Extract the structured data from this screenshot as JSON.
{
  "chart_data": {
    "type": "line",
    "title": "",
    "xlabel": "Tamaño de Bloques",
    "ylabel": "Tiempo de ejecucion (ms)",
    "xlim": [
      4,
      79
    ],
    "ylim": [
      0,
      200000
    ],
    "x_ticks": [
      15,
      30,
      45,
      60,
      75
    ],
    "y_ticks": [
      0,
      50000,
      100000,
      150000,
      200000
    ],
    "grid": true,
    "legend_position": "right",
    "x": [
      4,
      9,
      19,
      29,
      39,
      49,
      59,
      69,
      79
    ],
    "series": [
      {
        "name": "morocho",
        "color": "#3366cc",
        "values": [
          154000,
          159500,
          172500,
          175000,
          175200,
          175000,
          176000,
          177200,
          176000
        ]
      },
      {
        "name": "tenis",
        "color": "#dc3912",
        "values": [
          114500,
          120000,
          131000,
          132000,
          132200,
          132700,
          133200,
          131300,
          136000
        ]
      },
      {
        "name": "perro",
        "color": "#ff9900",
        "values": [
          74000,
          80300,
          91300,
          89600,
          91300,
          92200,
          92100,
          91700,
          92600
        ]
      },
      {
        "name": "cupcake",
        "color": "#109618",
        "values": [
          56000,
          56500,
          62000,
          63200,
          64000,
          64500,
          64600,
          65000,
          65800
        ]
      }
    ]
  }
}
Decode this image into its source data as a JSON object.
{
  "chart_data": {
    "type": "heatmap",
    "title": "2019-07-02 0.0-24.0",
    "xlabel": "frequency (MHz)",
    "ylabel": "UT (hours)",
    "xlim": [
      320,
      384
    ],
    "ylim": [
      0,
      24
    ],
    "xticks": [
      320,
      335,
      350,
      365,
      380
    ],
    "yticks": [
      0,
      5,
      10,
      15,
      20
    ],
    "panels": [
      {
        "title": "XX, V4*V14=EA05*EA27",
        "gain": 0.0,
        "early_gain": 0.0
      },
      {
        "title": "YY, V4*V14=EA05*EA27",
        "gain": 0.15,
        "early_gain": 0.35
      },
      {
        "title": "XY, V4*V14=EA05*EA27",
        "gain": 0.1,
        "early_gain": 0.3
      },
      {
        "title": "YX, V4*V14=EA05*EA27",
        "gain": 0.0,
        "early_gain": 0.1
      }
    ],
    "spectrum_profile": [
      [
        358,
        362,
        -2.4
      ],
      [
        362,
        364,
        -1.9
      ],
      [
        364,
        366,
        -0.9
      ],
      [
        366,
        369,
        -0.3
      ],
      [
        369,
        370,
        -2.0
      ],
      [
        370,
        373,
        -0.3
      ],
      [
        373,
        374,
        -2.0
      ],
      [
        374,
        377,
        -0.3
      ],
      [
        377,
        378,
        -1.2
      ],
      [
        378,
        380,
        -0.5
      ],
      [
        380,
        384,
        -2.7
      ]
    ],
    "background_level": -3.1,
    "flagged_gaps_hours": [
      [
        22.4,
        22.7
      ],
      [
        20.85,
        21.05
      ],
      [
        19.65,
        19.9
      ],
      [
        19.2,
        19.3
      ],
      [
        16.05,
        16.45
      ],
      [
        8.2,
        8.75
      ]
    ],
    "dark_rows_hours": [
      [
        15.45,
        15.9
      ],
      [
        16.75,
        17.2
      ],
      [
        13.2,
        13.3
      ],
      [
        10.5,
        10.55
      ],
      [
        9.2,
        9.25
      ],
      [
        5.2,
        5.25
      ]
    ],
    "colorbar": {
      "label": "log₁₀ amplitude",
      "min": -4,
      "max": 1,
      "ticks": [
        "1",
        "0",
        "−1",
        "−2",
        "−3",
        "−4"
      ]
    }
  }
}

— What to work on —
Give solely the number of lines in the data that contain the string "JSON".

— Complete response —
2